Partijen hebben hun respectieve standpunten ter zitting nader toegelicht.

2.         Beslissing in eerste aanleg

Het Regionaal Tuchtcollege heeft aan zijn beslissing het volgende ten grondslag gelegd.

“2.      De feiten

Verweerster was vanaf november 2013 de huisarts van klager. Klaagster heeft in januari 2015 aan verweerster aangegeven dat klager, de zoon van klaagster geboren in 1974, wilde overstappen naar de praktijk van een andere huisarts. Hierover is vervolgens meerdere malen contact geweest tussen verweerster en klaagster.

3.         De klacht

De klacht van klager en klaagster houdt – zakelijk weergegeven – in dat verweerster  tekortgeschoten is in de zorg ten opzichte van klager en klaagster. Verweerster heeft ten onrechte de door klager gewenste overdracht naar een andere huisarts tegengehouden.

4.         Het standpunt van verweerster

Verweerster heeft de klacht en de daaraan ten grondslag gelegde stellingen bestreden. Voor zover nodig wordt daarop hieronder ingegaan.

5.         De beoordeling

5.1       Verweerster heeft haar betrokkenheid bij de behandeling van klager en het verloop van de contacten met klaagster toegelicht. Hieruit volgt dat verweerster zich vanaf aanvang van de behandelrelatie heeft ingespannen om de gewenste en passende zorg te verlenen. Naar aanleiding van de door klaagster geuite wens om klager over te plaatsen naar een andere praktijk en door klaagster geuite ernstige bedreigingen heeft verweerster contact gezocht met klager en overleg gehad met de HAGRO. Uiteindelijk heeft verweerster in overleg met de LHV besloten zowel de behandelovereenkomst met klager als met klaagster vanwege een verstoorde relatie te beëindigen en hen geadviseerd om in overleg met de HAGRO een andere huisarts te benaderen.

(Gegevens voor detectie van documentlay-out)
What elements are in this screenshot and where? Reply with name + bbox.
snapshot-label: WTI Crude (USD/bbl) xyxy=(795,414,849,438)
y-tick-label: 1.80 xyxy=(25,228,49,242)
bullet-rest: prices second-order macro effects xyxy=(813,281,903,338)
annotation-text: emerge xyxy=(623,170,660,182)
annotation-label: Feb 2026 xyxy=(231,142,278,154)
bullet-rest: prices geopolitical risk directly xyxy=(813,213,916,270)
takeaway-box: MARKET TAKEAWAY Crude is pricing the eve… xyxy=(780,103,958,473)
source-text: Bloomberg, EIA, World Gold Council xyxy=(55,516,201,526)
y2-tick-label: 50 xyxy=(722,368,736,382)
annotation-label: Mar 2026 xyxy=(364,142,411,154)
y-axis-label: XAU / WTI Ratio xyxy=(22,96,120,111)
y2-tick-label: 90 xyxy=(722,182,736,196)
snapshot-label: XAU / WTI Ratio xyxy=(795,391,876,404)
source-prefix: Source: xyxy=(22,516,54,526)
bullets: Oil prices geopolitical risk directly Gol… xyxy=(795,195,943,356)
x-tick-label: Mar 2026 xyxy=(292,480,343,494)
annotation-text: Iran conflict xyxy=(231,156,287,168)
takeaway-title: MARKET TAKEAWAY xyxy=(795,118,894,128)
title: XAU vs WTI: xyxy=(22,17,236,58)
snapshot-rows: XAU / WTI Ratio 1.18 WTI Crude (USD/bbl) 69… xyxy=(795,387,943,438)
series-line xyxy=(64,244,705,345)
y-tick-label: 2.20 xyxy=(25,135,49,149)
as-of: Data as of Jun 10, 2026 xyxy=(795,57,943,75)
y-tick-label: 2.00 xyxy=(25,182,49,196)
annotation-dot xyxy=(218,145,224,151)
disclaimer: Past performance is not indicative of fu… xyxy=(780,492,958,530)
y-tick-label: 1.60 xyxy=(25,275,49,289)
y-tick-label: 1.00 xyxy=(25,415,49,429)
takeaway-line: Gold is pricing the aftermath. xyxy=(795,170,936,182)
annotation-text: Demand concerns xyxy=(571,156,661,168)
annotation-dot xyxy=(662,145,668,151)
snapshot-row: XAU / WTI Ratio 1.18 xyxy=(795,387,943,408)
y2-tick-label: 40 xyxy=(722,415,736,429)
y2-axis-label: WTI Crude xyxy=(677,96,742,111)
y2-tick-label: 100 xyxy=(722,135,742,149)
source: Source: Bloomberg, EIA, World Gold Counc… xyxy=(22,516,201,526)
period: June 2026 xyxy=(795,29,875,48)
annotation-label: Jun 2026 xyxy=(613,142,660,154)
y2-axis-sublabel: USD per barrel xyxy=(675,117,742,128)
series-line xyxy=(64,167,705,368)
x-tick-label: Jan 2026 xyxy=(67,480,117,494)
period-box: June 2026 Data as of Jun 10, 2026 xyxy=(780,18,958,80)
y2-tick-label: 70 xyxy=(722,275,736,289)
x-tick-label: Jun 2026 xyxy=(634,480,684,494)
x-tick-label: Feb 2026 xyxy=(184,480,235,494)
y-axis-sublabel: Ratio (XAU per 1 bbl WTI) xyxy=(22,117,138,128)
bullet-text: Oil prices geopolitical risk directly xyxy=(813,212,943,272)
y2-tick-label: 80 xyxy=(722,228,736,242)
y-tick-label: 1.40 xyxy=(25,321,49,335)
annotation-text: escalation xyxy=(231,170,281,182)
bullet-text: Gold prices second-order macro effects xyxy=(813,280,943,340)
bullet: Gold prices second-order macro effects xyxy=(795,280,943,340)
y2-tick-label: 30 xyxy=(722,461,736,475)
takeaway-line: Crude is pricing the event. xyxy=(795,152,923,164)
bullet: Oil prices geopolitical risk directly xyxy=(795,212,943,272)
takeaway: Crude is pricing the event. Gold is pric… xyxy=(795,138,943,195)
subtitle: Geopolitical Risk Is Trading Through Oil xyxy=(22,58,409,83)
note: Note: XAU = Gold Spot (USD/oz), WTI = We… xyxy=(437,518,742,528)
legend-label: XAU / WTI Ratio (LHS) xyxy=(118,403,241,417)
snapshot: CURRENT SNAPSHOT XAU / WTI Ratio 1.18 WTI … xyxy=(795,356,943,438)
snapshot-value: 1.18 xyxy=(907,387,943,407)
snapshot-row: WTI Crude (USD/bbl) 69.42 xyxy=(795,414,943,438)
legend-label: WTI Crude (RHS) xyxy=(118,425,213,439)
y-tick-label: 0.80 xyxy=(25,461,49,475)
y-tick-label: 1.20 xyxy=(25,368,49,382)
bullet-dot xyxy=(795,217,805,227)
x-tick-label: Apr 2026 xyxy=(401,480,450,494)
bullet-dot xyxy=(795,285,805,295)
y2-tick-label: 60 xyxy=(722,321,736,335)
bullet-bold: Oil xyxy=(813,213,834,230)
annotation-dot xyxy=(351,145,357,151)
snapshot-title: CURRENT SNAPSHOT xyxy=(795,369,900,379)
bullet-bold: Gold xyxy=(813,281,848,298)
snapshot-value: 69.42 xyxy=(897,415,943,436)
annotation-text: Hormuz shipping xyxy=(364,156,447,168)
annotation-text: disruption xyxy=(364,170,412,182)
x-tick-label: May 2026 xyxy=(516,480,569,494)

Jouw opdrachten:
1 > Herschrijf in de tekst over de tuchtklacht het stuk van "De klacht van" tot en met "andere huisarts tegengehouden.", en zet daarin "zorgverlener" in plaats van "huisarts".
2 > Som alle instanties op die in de tekst over de tuchtklacht met naam of afkorting worden genoemd.
De regels staan los van de tekst over de tuchtklacht.

Antwoorden per opdracht:
1 >
De klacht van klager en klaagster houdt – zakelijk weergegeven – in dat verweerster  tekortgeschoten is in de zorg ten opzichte van klager en klaagster. Verweerster heeft ten onrechte de door klager gewenste overdracht naar een andere zorgverlener tegengehouden.

2 > Regionaal Tuchtcollege, HAGRO, LHV